___ EXCERPTED RECORDS
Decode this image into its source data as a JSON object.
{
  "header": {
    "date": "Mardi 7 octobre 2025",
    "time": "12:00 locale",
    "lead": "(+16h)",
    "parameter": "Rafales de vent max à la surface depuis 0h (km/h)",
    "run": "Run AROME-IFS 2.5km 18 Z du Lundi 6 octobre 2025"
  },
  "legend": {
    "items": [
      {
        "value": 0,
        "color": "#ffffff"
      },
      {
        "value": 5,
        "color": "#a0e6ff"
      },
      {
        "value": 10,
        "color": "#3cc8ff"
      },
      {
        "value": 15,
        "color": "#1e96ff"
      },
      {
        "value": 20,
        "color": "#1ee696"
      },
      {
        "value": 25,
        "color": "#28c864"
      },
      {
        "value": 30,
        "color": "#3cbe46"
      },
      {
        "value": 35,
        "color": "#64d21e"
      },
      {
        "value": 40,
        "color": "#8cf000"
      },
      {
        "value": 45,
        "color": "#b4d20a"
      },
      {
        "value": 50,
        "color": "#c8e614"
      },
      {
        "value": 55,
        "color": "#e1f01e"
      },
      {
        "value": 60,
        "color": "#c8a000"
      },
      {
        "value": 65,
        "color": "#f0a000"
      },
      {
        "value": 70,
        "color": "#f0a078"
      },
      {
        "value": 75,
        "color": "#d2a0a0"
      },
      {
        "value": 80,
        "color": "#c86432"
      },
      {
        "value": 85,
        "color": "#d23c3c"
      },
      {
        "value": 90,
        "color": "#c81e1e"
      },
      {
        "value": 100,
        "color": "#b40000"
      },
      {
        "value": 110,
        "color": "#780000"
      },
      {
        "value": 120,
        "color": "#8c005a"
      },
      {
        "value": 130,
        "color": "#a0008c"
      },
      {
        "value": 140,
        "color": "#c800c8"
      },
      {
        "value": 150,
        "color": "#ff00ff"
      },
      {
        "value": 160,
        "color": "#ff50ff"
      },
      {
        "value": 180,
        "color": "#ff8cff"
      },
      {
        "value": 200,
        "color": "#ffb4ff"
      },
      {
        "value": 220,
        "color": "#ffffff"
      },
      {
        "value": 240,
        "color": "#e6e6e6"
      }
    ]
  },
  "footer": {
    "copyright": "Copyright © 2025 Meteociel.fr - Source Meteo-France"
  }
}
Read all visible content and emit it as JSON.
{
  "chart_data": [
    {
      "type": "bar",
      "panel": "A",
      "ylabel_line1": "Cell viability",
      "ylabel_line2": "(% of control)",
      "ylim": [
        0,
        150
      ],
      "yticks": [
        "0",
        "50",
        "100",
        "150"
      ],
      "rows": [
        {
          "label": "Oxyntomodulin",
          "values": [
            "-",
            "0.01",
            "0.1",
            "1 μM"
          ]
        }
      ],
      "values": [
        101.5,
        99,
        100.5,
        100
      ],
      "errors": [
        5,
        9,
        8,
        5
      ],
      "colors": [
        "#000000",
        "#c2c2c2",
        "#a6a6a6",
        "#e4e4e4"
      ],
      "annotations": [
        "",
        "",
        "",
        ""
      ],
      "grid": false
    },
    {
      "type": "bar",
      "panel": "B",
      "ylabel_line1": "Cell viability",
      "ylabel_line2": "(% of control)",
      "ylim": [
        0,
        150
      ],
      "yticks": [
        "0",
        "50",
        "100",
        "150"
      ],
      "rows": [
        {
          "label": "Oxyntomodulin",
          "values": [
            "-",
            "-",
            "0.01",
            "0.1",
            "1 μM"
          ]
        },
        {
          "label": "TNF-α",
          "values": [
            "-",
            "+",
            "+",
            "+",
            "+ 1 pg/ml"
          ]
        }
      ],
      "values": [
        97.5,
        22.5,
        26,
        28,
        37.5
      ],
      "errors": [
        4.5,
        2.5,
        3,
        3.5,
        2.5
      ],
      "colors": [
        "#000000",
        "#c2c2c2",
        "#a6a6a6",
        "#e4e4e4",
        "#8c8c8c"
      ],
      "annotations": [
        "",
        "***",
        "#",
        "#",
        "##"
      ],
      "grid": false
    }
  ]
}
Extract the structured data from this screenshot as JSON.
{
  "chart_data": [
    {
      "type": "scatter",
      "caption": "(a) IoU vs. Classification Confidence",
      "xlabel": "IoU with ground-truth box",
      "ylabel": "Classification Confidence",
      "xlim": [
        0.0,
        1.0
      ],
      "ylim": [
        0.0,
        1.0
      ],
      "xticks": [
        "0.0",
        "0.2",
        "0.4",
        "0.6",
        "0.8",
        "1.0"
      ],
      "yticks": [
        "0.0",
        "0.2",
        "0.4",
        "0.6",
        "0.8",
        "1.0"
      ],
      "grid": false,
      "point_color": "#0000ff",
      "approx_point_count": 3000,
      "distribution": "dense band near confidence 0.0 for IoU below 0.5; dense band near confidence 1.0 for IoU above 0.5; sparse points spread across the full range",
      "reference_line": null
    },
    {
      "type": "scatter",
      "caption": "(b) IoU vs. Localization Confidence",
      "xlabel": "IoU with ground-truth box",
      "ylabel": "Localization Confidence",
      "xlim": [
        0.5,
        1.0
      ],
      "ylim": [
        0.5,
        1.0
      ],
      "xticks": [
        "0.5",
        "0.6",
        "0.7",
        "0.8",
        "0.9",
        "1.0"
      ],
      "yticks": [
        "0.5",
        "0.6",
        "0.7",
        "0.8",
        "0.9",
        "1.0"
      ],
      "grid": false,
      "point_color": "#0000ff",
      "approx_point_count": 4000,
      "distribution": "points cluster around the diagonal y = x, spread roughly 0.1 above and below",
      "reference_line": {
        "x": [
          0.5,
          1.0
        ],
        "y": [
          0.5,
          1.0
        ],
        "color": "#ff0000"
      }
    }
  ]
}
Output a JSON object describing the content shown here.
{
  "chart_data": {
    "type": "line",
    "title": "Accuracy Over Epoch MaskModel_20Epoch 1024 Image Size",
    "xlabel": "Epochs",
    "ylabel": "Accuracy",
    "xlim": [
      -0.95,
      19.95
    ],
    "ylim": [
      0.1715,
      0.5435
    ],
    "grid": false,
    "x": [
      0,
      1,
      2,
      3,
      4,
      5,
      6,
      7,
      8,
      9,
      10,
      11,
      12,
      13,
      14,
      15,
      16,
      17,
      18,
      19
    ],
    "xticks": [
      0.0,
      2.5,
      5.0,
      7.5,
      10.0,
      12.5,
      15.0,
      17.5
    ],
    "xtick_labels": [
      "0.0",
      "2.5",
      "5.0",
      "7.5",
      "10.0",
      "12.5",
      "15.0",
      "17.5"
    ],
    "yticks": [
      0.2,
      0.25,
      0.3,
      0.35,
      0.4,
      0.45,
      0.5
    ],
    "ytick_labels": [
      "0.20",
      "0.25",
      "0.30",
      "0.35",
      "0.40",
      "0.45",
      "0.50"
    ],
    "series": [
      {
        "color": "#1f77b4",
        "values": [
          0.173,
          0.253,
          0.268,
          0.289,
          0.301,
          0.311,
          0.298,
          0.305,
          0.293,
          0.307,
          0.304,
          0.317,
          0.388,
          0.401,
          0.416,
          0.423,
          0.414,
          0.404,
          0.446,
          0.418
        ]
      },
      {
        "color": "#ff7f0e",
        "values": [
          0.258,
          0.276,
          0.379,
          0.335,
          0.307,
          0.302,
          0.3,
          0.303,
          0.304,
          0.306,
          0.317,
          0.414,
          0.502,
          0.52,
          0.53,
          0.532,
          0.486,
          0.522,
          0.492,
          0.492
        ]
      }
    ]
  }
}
______
DIRECTIONS | Reproduce the material exactly, with every line intact.

REPLY |
Decode this image into its source data as a JSON object.
{
  "header": {
    "date": "Mardi 7 octobre 2025",
    "time": "12:00 locale",
    "lead": "(+16h)",
    "parameter": "Rafales de vent max à la surface depuis 0h (km/h)",
    "run": "Run AROME-IFS 2.5km 18 Z du Lundi 6 octobre 2025"
  },
  "legend": {
    "items": [
      {
        "value": 0,
        "color": "#ffffff"
      },
      {
        "value": 5,
        "color": "#a0e6ff"
      },
      {
        "value": 10,
        "color": "#3cc8ff"
      },
      {
        "value": 15,
        "color": "#1e96ff"
      },
      {
        "value": 20,
        "color": "#1ee696"
      },
      {
        "value": 25,
        "color": "#28c864"
      },
      {
        "value": 30,
        "color": "#3cbe46"
      },
      {
        "value": 35,
        "color": "#64d21e"
      },
      {
        "value": 40,
        "color": "#8cf000"
      },
      {
        "value": 45,
        "color": "#b4d20a"
      },
      {
        "value": 50,
        "color": "#c8e614"
      },
      {
        "value": 55,
        "color": "#e1f01e"
      },
      {
        "value": 60,
        "color": "#c8a000"
      },
      {
        "value": 65,
        "color": "#f0a000"
      },
      {
        "value": 70,
        "color": "#f0a078"
      },
      {
        "value": 75,
        "color": "#d2a0a0"
      },
      {
        "value": 80,
        "color": "#c86432"
      },
      {
        "value": 85,
        "color": "#d23c3c"
      },
      {
        "value": 90,
        "color": "#c81e1e"
      },
      {
        "value": 100,
        "color": "#b40000"
      },
      {
        "value": 110,
        "color": "#780000"
      },
      {
        "value": 120,
        "color": "#8c005a"
      },
      {
        "value": 130,
        "color": "#a0008c"
      },
      {
        "value": 140,
        "color": "#c800c8"
      },
      {
        "value": 150,
        "color": "#ff00ff"
      },
      {
        "value": 160,
        "color": "#ff50ff"
      },
      {
        "value": 180,
        "color": "#ff8cff"
      },
      {
        "value": 200,
        "color": "#ffb4ff"
      },
      {
        "value": 220,
        "color": "#ffffff"
      },
      {
        "value": 240,
        "color": "#e6e6e6"
      }
    ]
  },
  "footer": {
    "copyright": "Copyright © 2025 Meteociel.fr - Source Meteo-France"
  }
}
Read all visible content and emit it as JSON.
{
  "chart_data": [
    {
      "type": "bar",
      "panel": "A",
      "ylabel_line1": "Cell viability",
      "ylabel_line2": "(% of control)",
      "ylim": [
        0,
        150
      ],
      "yticks": [
        "0",
        "50",
        "100",
        "150"
      ],
      "rows": [
        {
          "label": "Oxyntomodulin",
          "values": [
            "-",
            "0.01",
            "0.1",
            "1 μM"
          ]
        }
      ],
      "values": [
        101.5,
        99,
        100.5,
        100
      ],
      "errors": [
        5,
        9,
        8,
        5
      ],
      "colors": [
        "#000000",
        "#c2c2c2",
        "#a6a6a6",
        "#e4e4e4"
      ],
      "annotations": [
        "",
        "",
        "",
        ""
      ],
      "grid": false
    },
    {
      "type": "bar",
      "panel": "B",
      "ylabel_line1": "Cell viability",
      "ylabel_line2": "(% of control)",
      "ylim": [
        0,
        150
      ],
      "yticks": [
        "0",
        "50",
        "100",
        "150"
      ],
      "rows": [
        {
          "label": "Oxyntomodulin",
          "values": [
            "-",
            "-",
            "0.01",
            "0.1",
            "1 μM"
          ]
        },
        {
          "label": "TNF-α",
          "values": [
            "-",
            "+",
            "+",
            "+",
            "+ 1 pg/ml"
          ]
        }
      ],
      "values": [
        97.5,
        22.5,
        26,
        28,
        37.5
      ],
      "errors": [
        4.5,
        2.5,
        3,
        3.5,
        2.5
      ],
      "colors": [
        "#000000",
        "#c2c2c2",
        "#a6a6a6",
        "#e4e4e4",
        "#8c8c8c"
      ],
      "annotations": [
        "",
        "***",
        "#",
        "#",
        "##"
      ],
      "grid": false
    }
  ]
}
Extract the structured data from this screenshot as JSON.
{
  "chart_data": [
    {
      "type": "scatter",
      "caption": "(a) IoU vs. Classification Confidence",
      "xlabel": "IoU with ground-truth box",
      "ylabel": "Classification Confidence",
      "xlim": [
        0.0,
        1.0
      ],
      "ylim": [
        0.0,
        1.0
      ],
      "xticks": [
        "0.0",
        "0.2",
        "0.4",
        "0.6",
        "0.8",
        "1.0"
      ],
      "yticks": [
        "0.0",
        "0.2",
        "0.4",
        "0.6",
        "0.8",
        "1.0"
      ],
      "grid": false,
      "point_color": "#0000ff",
      "approx_point_count": 3000,
      "distribution": "dense band near confidence 0.0 for IoU below 0.5; dense band near confidence 1.0 for IoU above 0.5; sparse points spread across the full range",
      "reference_line": null
    },
    {
      "type": "scatter",
      "caption": "(b) IoU vs. Localization Confidence",
      "xlabel": "IoU with ground-truth box",
      "ylabel": "Localization Confidence",
      "xlim": [
        0.5,
        1.0
      ],
      "ylim": [
        0.5,
        1.0
      ],
      "xticks": [
        "0.5",
        "0.6",
        "0.7",
        "0.8",
        "0.9",
        "1.0"
      ],
      "yticks": [
        "0.5",
        "0.6",
        "0.7",
        "0.8",
        "0.9",
        "1.0"
      ],
      "grid": false,
      "point_color": "#0000ff",
      "approx_point_count": 4000,
      "distribution": "points cluster around the diagonal y = x, spread roughly 0.1 above and below",
      "reference_line": {
        "x": [
          0.5,
          1.0
        ],
        "y": [
          0.5,
          1.0
        ],
        "color": "#ff0000"
      }
    }
  ]
}
Output a JSON object describing the content shown here.
{
  "chart_data": {
    "type": "line",
    "title": "Accuracy Over Epoch MaskModel_20Epoch 1024 Image Size",
    "xlabel": "Epochs",
    "ylabel": "Accuracy",
    "xlim": [
      -0.95,
      19.95
    ],
    "ylim": [
      0.1715,
      0.5435
    ],
    "grid": false,
    "x": [
      0,
      1,
      2,
      3,
      4,
      5,
      6,
      7,
      8,
      9,
      10,
      11,
      12,
      13,
      14,
      15,
      16,
      17,
      18,
      19
    ],
    "xticks": [
      0.0,
      2.5,
      5.0,
      7.5,
      10.0,
      12.5,
      15.0,
      17.5
    ],
    "xtick_labels": [
      "0.0",
      "2.5",
      "5.0",
      "7.5",
      "10.0",
      "12.5",
      "15.0",
      "17.5"
    ],
    "yticks": [
      0.2,
      0.25,
      0.3,
      0.35,
      0.4,
      0.45,
      0.5
    ],
    "ytick_labels": [
      "0.20",
      "0.25",
      "0.30",
      "0.35",
      "0.40",
      "0.45",
      "0.50"
    ],
    "series": [
      {
        "color": "#1f77b4",
        "values": [
          0.173,
          0.253,
          0.268,
          0.289,
          0.301,
          0.311,
          0.298,
          0.305,
          0.293,
          0.307,
          0.304,
          0.317,
          0.388,
          0.401,
          0.416,
          0.423,
          0.414,
          0.404,
          0.446,
          0.418
        ]
      },
      {
        "color": "#ff7f0e",
        "values": [
          0.258,
          0.276,
          0.379,
          0.335,
          0.307,
          0.302,
          0.3,
          0.303,
          0.304,
          0.306,
          0.317,
          0.414,
          0.502,
          0.52,
          0.53,
          0.532,
          0.486,
          0.522,
          0.492,
          0.492
        ]
      }
    ]
  }
}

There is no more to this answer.